═════ MATERIAL SHOWN ═════

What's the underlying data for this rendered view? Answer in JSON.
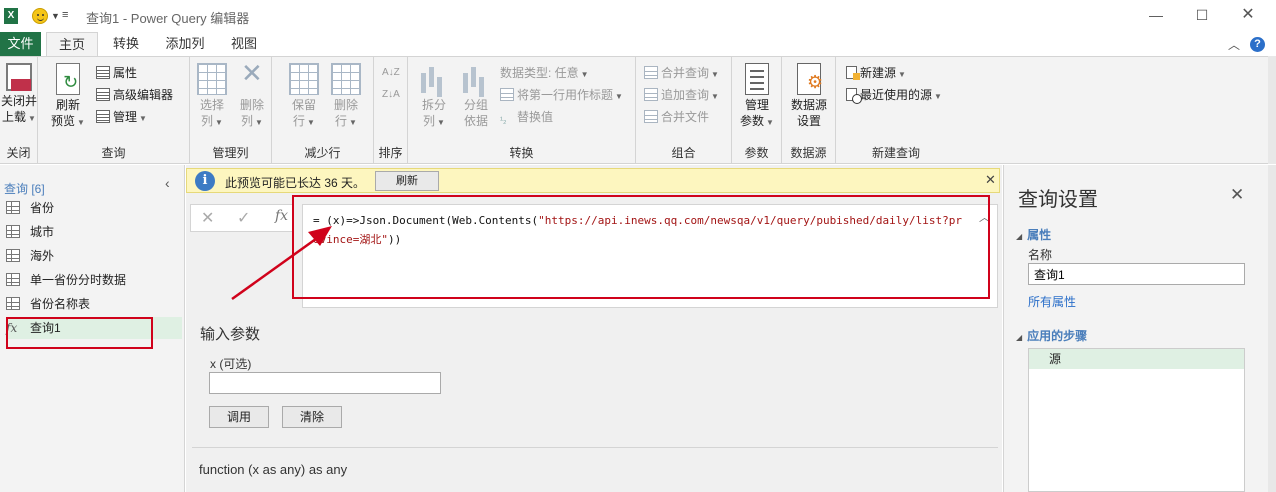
{
  "window": {
    "title": "查询1 - Power Query 编辑器",
    "app_logo": "X",
    "minimize": "—",
    "maximize": "☐",
    "close": "✕"
  },
  "tabs": [
    {
      "label": "文件"
    },
    {
      "label": "主页"
    },
    {
      "label": "转换"
    },
    {
      "label": "添加列"
    },
    {
      "label": "视图"
    }
  ],
  "ribbon": {
    "close": {
      "group_label": "关闭",
      "close_load": {
        "line1": "关闭并",
        "line2": "上载"
      }
    },
    "query": {
      "group_label": "查询",
      "refresh_preview": {
        "line1": "刷新",
        "line2": "预览"
      },
      "properties": "属性",
      "advanced_editor": "高级编辑器",
      "manage": "管理"
    },
    "manage_columns": {
      "group_label": "管理列",
      "choose_columns": {
        "line1": "选择",
        "line2": "列"
      },
      "remove_columns": {
        "line1": "删除",
        "line2": "列"
      }
    },
    "reduce_rows": {
      "group_label": "减少行",
      "keep_rows": {
        "line1": "保留",
        "line2": "行"
      },
      "remove_rows": {
        "line1": "删除",
        "line2": "行"
      }
    },
    "sort": {
      "group_label": "排序",
      "asc": "A↓Z",
      "desc": "Z↓A"
    },
    "transform": {
      "group_label": "转换",
      "split_column": {
        "line1": "拆分",
        "line2": "列"
      },
      "group_by": {
        "line1": "分组",
        "line2": "依据"
      },
      "data_type": "数据类型: 任意",
      "first_row_header": "将第一行用作标题",
      "replace_values": "替换值"
    },
    "combine": {
      "group_label": "组合",
      "merge_queries": "合并查询",
      "append_queries": "追加查询",
      "combine_files": "合并文件"
    },
    "parameters": {
      "group_label": "参数",
      "manage_params": {
        "line1": "管理",
        "line2": "参数"
      }
    },
    "data_sources": {
      "group_label": "数据源",
      "settings": {
        "line1": "数据源",
        "line2": "设置"
      }
    },
    "new_query": {
      "group_label": "新建查询",
      "new_source": "新建源",
      "recent_sources": "最近使用的源"
    }
  },
  "queries_pane": {
    "header": "查询 [6]",
    "items": [
      {
        "label": "省份",
        "icon": "table-icon"
      },
      {
        "label": "城市",
        "icon": "table-icon"
      },
      {
        "label": "海外",
        "icon": "table-icon"
      },
      {
        "label": "单一省份分时数据",
        "icon": "table-icon"
      },
      {
        "label": "省份名称表",
        "icon": "table-icon"
      },
      {
        "label": "查询1",
        "icon": "fx-icon"
      }
    ]
  },
  "info_bar": {
    "text": "此预览可能已长达 36 天。",
    "refresh_label": "刷新"
  },
  "formula_bar": {
    "cancel": "✕",
    "commit": "✓",
    "fx": "fx",
    "prefix": "= (x)=>Json.Document(Web.Contents(",
    "url": "\"https://api.inews.qq.com/newsqa/v1/query/pubished/daily/list?province=湖北\"",
    "suffix": "))"
  },
  "parameters_panel": {
    "title": "输入参数",
    "param_label": "x (可选)",
    "param_value": "",
    "invoke_label": "调用",
    "clear_label": "清除",
    "function_signature": "function (x as any) as any"
  },
  "query_settings": {
    "title": "查询设置",
    "properties_header": "属性",
    "name_label": "名称",
    "name_value": "查询1",
    "all_properties_link": "所有属性",
    "applied_steps_header": "应用的步骤",
    "steps": [
      "源"
    ]
  },
  "colors": {
    "excel_green": "#217346",
    "highlight_red": "#d0021b",
    "info_bar_bg": "#fdf6bf",
    "selected_green": "#dff0e3",
    "link_blue": "#2b6fc9"
  }
}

═════

■ **TASK REQUIREMENTS**: Strip the images and reproduce the remaining records precisely.

■ **ANSWER TO THE PROBLEM**:
What's the underlying data for this rendered view? Answer in JSON.
{
  "window": {
    "title": "查询1 - Power Query 编辑器",
    "app_logo": "X",
    "minimize": "—",
    "maximize": "☐",
    "close": "✕"
  },
  "tabs": [
    {
      "label": "文件"
    },
    {
      "label": "主页"
    },
    {
      "label": "转换"
    },
    {
      "label": "添加列"
    },
    {
      "label": "视图"
    }
  ],
  "ribbon": {
    "close": {
      "group_label": "关闭",
      "close_load": {
        "line1": "关闭并",
        "line2": "上载"
      }
    },
    "query": {
      "group_label": "查询",
      "refresh_preview": {
        "line1": "刷新",
        "line2": "预览"
      },
      "properties": "属性",
      "advanced_editor": "高级编辑器",
      "manage": "管理"
    },
    "manage_columns": {
      "group_label": "管理列",
      "choose_columns": {
        "line1": "选择",
        "line2": "列"
      },
      "remove_columns": {
        "line1": "删除",
        "line2": "列"
      }
    },
    "reduce_rows": {
      "group_label": "减少行",
      "keep_rows": {
        "line1": "保留",
        "line2": "行"
      },
      "remove_rows": {
        "line1": "删除",
        "line2": "行"
      }
    },
    "sort": {
      "group_label": "排序",
      "asc": "A↓Z",
      "desc": "Z↓A"
    },
    "transform": {
      "group_label": "转换",
      "split_column": {
        "line1": "拆分",
        "line2": "列"
      },
      "group_by": {
        "line1": "分组",
        "line2": "依据"
      },
      "data_type": "数据类型: 任意",
      "first_row_header": "将第一行用作标题",
      "replace_values": "替换值"
    },
    "combine": {
      "group_label": "组合",
      "merge_queries": "合并查询",
      "append_queries": "追加查询",
      "combine_files": "合并文件"
    },
    "parameters": {
      "group_label": "参数",
      "manage_params": {
        "line1": "管理",
        "line2": "参数"
      }
    },
    "data_sources": {
      "group_label": "数据源",
      "settings": {
        "line1": "数据源",
        "line2": "设置"
      }
    },
    "new_query": {
      "group_label": "新建查询",
      "new_source": "新建源",
      "recent_sources": "最近使用的源"
    }
  },
  "queries_pane": {
    "header": "查询 [6]",
    "items": [
      {
        "label": "省份",
        "icon": "table-icon"
      },
      {
        "label": "城市",
        "icon": "table-icon"
      },
      {
        "label": "海外",
        "icon": "table-icon"
      },
      {
        "label": "单一省份分时数据",
        "icon": "table-icon"
      },
      {
        "label": "省份名称表",
        "icon": "table-icon"
      },
      {
        "label": "查询1",
        "icon": "fx-icon"
      }
    ]
  },
  "info_bar": {
    "text": "此预览可能已长达 36 天。",
    "refresh_label": "刷新"
  },
  "formula_bar": {
    "cancel": "✕",
    "commit": "✓",
    "fx": "fx",
    "prefix": "= (x)=>Json.Document(Web.Contents(",
    "url": "\"https://api.inews.qq.com/newsqa/v1/query/pubished/daily/list?province=湖北\"",
    "suffix": "))"
  },
  "parameters_panel": {
    "title": "输入参数",
    "param_label": "x (可选)",
    "param_value": "",
    "invoke_label": "调用",
    "clear_label": "清除",
    "function_signature": "function (x as any) as any"
  },
  "query_settings": {
    "title": "查询设置",
    "properties_header": "属性",
    "name_label": "名称",
    "name_value": "查询1",
    "all_properties_link": "所有属性",
    "applied_steps_header": "应用的步骤",
    "steps": [
      "源"
    ]
  },
  "colors": {
    "excel_green": "#217346",
    "highlight_red": "#d0021b",
    "info_bar_bg": "#fdf6bf",
    "selected_green": "#dff0e3",
    "link_blue": "#2b6fc9"
  }
}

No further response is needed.